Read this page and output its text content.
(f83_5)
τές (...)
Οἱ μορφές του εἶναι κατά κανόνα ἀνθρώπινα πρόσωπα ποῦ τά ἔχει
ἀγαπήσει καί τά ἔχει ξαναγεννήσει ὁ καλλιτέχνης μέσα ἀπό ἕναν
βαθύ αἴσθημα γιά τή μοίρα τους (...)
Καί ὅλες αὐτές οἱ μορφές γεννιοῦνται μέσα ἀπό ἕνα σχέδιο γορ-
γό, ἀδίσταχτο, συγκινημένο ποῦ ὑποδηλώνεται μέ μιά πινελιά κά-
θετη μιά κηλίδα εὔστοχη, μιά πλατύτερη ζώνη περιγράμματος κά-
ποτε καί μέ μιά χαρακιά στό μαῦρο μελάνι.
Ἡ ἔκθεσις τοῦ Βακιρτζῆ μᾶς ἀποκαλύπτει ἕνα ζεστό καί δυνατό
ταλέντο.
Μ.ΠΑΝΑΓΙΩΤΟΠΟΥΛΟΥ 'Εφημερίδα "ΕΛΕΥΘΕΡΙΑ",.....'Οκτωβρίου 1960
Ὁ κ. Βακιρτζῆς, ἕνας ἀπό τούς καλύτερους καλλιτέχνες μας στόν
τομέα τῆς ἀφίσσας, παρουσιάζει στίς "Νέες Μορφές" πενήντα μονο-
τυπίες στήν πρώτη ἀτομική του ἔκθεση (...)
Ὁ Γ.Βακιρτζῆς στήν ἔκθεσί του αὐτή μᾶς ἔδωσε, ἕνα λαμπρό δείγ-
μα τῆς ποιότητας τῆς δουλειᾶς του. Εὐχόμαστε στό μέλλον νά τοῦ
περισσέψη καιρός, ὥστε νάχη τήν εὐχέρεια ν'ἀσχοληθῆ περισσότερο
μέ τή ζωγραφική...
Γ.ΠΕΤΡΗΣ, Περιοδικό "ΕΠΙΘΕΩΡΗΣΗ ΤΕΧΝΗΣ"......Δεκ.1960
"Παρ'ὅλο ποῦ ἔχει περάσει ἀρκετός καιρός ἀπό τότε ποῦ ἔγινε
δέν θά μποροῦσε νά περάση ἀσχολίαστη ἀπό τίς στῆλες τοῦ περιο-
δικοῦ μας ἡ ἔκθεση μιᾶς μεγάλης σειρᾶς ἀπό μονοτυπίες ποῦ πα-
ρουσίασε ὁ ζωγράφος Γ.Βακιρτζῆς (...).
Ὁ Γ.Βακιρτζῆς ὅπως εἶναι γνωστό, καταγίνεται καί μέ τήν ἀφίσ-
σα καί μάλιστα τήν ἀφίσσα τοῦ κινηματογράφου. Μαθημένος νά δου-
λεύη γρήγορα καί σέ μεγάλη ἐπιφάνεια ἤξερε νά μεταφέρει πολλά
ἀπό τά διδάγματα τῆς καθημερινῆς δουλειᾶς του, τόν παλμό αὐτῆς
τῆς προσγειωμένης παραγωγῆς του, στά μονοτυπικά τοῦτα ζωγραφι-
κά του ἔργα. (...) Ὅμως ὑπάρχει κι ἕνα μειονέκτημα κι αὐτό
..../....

··········

◆ DESCRIPTION OF THE TASK
From the records above, work out how many lines contain the string "Βακιρτζῆς". Give only the number.

◆ RESULT
4